# Provided data start

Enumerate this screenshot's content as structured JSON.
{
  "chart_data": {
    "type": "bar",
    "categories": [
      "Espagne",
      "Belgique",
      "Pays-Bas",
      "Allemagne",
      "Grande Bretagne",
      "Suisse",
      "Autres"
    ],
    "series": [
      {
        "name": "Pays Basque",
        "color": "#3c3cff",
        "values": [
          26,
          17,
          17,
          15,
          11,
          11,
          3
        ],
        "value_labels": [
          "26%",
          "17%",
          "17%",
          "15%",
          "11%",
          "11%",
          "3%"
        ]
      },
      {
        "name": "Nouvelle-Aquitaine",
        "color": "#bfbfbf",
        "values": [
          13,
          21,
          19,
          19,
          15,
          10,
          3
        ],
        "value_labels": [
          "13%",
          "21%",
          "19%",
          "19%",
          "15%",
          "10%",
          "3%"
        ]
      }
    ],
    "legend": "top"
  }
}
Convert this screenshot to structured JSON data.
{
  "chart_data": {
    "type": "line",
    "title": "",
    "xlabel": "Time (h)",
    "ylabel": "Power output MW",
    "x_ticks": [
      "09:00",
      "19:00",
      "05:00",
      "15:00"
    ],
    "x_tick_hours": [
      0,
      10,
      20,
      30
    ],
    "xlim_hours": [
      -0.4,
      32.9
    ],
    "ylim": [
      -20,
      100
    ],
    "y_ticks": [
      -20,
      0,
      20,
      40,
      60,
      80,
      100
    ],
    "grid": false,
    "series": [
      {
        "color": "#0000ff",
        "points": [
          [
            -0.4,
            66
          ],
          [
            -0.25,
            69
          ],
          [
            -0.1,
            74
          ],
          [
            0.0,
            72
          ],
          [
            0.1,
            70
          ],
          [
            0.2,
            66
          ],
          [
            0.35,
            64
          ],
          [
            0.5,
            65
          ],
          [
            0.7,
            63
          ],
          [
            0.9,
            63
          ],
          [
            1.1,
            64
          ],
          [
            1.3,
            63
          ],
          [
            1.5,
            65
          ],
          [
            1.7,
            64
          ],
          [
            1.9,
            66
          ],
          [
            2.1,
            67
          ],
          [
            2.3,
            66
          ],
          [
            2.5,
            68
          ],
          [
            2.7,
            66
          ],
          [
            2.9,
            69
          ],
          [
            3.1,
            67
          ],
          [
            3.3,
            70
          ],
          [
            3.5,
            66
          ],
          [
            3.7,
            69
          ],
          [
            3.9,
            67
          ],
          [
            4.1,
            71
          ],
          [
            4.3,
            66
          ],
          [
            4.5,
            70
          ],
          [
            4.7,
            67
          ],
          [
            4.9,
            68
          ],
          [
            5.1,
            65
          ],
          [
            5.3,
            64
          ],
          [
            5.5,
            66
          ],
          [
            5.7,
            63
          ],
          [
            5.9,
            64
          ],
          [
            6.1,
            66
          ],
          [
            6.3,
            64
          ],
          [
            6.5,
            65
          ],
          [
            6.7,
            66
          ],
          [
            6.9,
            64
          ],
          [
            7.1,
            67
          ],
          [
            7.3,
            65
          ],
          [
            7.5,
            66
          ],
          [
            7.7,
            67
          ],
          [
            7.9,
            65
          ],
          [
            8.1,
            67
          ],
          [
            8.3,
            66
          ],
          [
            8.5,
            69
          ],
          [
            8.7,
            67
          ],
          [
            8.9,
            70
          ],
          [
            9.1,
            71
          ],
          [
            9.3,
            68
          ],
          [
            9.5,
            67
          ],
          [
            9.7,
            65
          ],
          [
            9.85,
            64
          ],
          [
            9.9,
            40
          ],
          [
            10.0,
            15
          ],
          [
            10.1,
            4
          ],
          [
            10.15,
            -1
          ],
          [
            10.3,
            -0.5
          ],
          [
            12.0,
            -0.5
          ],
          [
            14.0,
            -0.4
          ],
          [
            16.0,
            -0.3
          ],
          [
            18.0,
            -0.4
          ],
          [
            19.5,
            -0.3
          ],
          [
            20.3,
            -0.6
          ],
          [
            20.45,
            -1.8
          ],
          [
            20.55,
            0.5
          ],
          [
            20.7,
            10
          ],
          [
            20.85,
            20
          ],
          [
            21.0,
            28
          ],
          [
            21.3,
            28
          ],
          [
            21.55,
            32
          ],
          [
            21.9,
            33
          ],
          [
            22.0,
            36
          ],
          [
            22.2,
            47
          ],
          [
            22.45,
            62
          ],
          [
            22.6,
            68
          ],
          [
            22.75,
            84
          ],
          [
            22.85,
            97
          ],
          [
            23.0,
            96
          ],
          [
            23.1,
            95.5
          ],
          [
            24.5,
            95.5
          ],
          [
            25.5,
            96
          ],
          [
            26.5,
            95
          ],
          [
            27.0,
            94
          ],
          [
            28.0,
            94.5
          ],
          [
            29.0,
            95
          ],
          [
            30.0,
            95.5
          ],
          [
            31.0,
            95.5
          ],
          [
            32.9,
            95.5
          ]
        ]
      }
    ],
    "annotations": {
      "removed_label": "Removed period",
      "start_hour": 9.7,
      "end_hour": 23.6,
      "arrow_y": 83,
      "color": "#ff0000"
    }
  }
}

# Provided data end
# Provided data start

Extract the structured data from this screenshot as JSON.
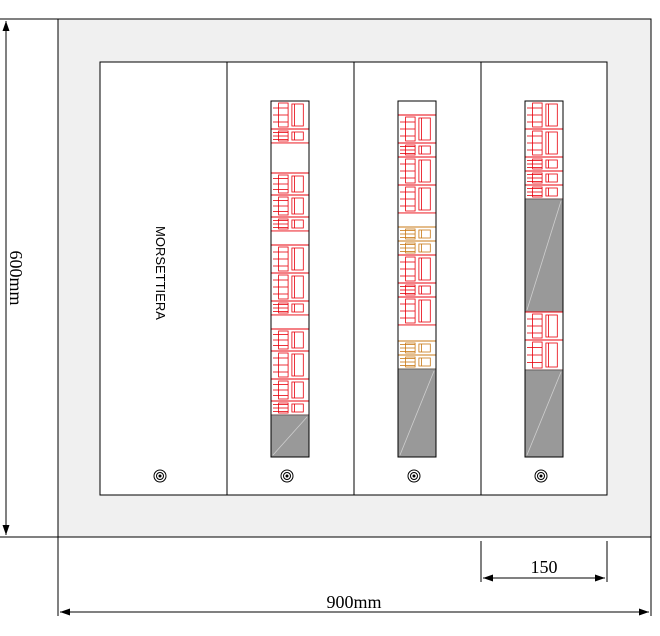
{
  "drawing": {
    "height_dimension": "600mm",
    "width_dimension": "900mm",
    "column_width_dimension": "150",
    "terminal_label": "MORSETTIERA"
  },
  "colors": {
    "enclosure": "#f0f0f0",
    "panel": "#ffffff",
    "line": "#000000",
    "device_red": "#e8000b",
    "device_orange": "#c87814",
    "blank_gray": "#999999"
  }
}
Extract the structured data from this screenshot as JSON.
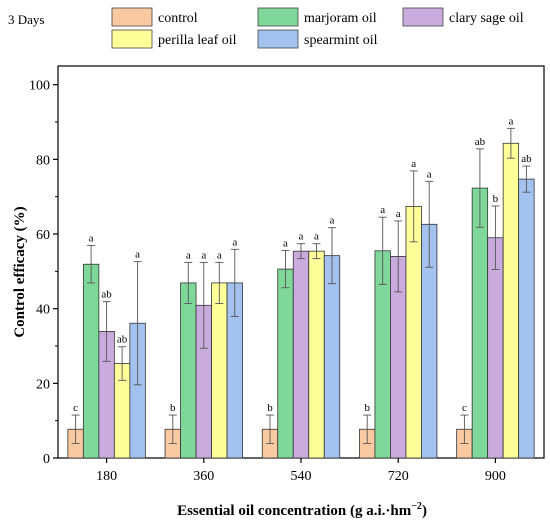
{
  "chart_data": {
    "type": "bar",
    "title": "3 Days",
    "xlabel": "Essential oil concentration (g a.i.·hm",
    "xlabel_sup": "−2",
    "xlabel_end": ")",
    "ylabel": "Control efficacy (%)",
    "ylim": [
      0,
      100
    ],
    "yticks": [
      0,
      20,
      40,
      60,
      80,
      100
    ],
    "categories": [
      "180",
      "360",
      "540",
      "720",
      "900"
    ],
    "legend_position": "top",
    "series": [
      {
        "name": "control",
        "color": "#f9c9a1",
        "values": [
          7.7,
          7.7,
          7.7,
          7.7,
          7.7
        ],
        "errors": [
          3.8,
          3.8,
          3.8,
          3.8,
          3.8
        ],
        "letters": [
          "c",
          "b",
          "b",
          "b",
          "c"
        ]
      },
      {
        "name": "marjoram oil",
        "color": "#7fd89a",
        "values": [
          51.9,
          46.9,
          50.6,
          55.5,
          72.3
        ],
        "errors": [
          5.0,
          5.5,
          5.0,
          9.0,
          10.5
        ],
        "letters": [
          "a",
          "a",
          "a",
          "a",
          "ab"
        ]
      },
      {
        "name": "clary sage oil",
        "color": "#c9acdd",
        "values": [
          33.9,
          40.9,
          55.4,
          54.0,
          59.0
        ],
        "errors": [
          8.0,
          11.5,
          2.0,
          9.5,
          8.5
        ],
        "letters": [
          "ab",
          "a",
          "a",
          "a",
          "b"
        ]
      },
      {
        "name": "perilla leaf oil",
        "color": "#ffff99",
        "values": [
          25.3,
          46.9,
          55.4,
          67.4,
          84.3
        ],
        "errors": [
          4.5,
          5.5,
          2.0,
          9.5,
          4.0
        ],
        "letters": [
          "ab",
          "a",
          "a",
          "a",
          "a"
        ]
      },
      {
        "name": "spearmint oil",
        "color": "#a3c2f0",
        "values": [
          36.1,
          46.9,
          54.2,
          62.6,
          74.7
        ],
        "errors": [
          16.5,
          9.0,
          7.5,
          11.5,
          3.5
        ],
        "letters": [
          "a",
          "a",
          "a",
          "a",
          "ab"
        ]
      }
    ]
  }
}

# Provided data end

Request: List each line holding the string "JSON".

Written reply:
Enumerate this screenshot's content as structured JSON.
Convert this screenshot to structured JSON data.
Extract the structured data from this screenshot as JSON.
Extract the structured data from this screenshot as JSON.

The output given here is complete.